Requests:
(1) In the AMQ Python API chapter, what is the default port for the amqps scheme?
(2) Continue the AMQ Python API chapter from its last sentence.

___ Source excerpt ___

Chapter 5. Using the API

This chapter explains how to use the AMQ Python API to perform common messaging tasks.

For more information, see the AMQ Python API reference and AMQ Python example suite.

5.1. Basic operation

5.1.1. Handling messaging events

AMQ Python is an asynchronous event-driven API. To define how an application handles events, the user implements callback methods on the MessagingHandler class. These methods are then called as network activity or timers trigger new events.

Example: Handling messaging events

class ExampleHandler(MessagingHandler):
    def on_start(self, event):
        print("The container event loop has started")

    def on_sendable(self, event):
        print("A message can be sent")

    def on_message(self, event):
        print("A message is received")

These are only a few common-case events. The full set is documented in the API reference.

The event argument has attributes for accessing the object the event is regarding. Attributes with no relevance to a particular event are null.

Example: Accessing event objects

event.container
event.connection
event.session
event.sender
event.receiver
event.delivery
event.message

5.1.2. Creating a container

The container is the top-level API object. It is the entry point for creating connections, and it is responsible for running the main event loop. It is often constructed with a global event handler.

Example: Creating a container

handler = ExampleHandler()
container = Container(handler)
container.run()

Setting the container identity

Each container instance has a unique identity called the container ID. When AMQ Python makes a connection, it sends the container ID to the remote peer. To set the container ID, pass it to the Container constructor.

Example: Setting the container identity

container = Container(handler)
container.container_id = "job-processor-3"

If the user does not set the ID, the library will generate a UUID when the container is constucted.

5.2. Network connections

5.2.1. Connection URLs

Connection URLs encode the information used to establish new connections.

Connection URL syntax

scheme://host[:port]

  • Scheme - The connection transport, either amqp for unencrypted TCP or amqps for TCP with SSL/TLS encryption.
  • Host - The remote network host. The value can be a hostname or a numeric IP address. IPv6 addresses must be enclosed in square brackets.
  • Port - The remote network port. This value is optional. The default value is 5672 for the amqp scheme and 5671 for the amqps scheme.

Connection URL examples

amqps://example.com
amqps://example.net:56720
amqp://127.0.0.1
amqp://[::1]:2000

5.2.2. Creating outgoing connections

To connect to a remote server, call the Container.connect() method with a connection URL. This is typically done inside the MessagingHandler.on_start() method.

Example: Creating outgoing connections

class ExampleHandler(MessagingHandler):
    def on_start(self, event):
        event.container.connect("amqp://example.com")

    def on_connection_opened(self, event):
        print("Connection", event.connection, "is open")

See the Section 5.5, “Security” section for information about creating secure connections.

___ Data provided ___

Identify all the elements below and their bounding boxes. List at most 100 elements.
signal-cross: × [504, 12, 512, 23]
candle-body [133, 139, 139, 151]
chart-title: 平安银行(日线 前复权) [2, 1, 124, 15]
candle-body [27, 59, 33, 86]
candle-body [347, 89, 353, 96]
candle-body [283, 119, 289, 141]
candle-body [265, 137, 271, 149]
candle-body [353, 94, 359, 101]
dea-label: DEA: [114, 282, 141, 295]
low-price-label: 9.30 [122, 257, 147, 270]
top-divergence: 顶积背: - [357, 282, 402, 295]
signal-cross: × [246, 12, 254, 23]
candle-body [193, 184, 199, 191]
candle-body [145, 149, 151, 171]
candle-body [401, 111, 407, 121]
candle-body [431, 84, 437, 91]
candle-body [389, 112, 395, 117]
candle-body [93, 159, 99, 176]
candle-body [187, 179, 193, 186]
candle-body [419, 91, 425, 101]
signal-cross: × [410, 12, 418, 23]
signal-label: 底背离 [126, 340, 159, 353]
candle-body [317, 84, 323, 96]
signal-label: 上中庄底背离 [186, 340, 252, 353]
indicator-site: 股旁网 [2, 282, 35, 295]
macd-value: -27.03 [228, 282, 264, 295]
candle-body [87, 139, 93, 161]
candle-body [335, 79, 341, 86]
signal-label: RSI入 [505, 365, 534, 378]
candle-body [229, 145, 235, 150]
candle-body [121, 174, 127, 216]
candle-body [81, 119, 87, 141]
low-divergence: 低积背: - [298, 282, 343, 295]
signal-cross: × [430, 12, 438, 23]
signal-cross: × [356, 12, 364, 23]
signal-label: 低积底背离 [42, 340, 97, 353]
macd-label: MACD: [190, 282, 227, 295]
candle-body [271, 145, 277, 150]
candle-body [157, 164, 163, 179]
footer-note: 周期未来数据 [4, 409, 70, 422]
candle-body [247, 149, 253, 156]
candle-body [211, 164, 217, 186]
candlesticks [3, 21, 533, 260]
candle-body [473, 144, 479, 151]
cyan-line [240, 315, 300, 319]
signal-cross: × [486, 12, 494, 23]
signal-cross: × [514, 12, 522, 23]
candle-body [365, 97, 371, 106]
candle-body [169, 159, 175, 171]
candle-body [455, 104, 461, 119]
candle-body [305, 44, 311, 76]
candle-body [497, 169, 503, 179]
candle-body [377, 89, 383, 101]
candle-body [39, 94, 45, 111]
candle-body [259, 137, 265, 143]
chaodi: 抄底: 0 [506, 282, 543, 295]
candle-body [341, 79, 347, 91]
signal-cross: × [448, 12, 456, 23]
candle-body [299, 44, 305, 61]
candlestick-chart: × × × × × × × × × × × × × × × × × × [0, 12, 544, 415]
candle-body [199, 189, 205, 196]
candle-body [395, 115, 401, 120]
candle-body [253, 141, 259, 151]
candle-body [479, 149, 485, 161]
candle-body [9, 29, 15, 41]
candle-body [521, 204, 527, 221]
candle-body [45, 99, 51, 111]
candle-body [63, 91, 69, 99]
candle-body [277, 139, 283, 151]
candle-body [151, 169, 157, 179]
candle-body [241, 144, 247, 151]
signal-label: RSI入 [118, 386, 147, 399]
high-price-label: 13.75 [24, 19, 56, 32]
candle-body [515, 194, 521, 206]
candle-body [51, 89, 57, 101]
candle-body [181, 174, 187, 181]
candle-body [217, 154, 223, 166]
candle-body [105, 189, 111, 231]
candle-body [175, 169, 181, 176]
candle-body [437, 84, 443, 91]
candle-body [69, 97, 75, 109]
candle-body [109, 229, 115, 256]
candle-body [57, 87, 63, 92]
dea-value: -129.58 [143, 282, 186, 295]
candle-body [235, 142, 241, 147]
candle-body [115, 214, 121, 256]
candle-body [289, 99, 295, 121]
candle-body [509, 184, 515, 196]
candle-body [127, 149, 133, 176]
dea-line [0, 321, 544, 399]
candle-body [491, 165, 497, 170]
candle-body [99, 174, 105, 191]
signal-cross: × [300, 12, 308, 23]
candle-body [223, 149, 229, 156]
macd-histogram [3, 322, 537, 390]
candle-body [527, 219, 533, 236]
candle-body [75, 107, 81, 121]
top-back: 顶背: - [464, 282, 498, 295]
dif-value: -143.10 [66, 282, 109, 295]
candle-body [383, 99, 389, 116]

___

Answers for the exercise:
(1) 5671

(2)
5.2.3. Listening for incoming connections

AMQ Python can accept inbound network connections, allowing you to build messaging servers. To start listening for connections, use the Container.listen() method with a URL containing the local host address and port to listen on.

Example: Listening for incoming connections

class ExampleHandler(MessagingHandler):
    def on_start(self, event):
        event.container.listen("0.0.0.0")

    def on_connection_opened(self, event):
        print("New incoming connection", event.connection)

The special IP address 0.0.0.0 listens on all available IPv4 interfaces. To listen on all IPv6 interfaces, use [::0].

For more information, see the server receive.py example.

5.2.4. Configuring reconnect

Reconnect allows a client to recover from lost connections. It is used to ensure that the components in a distributed system reestablish communication after temporary network or component failures.

AMQ Python enables reconnect by default. If a connection is lost or a connection attempt fails, the client will try again after a brief delay. The delay increases exponentially for each new attempt, up to a default maximum of 10 seconds.

To disable reconnect, set the reconnect connection option to False.

Example: Disabling reconnect

container.connect("amqp://example.com", reconnect=False)

To control the delays between connection attempts, define a class implementing the reset() and next() methods and set the reconnect connection option to an instance of that class.

Example: Configuring reconnect

class ExampleReconnect(object):
    def __init__(self):
        self.delay = 0

    def reset(self):
        self.delay = 0

    def next(self):
        if self.delay == 0:
            self.delay = 0.1
        else:
            self.delay = min(10, 2 * self.delay)

        return self.delay

container.connect("amqp://example.com", reconnect=ExampleReconnect())

The next method returns the next delay in seconds. The reset method is called once before the reconnect process begins.

5.2.5. Configuring failover

AMQ Python allows you to configure multiple connection endpoints. If connecting to one fails, the client attempts to connect to the next in the list. If the list is exhausted, the process starts over.

To specify multiple connection endpoints, set the urls connection option to a list of connection URLs.

Example: Configuring failover

urls = ["amqp://alpha.example.com", "amqp://beta.example.com"]
container.connect(urls=urls)

It is an error to use the url and urls options at the same time.

5.3. Senders and receivers

The client uses sender and receiver links to represent channels for delivering messages. Senders and receivers are unidirectional, with a source end for the message origin, and a target end for the message destination.

Source and targets often point to queues or topics on a message broker. Sources are also used to represent subscriptions.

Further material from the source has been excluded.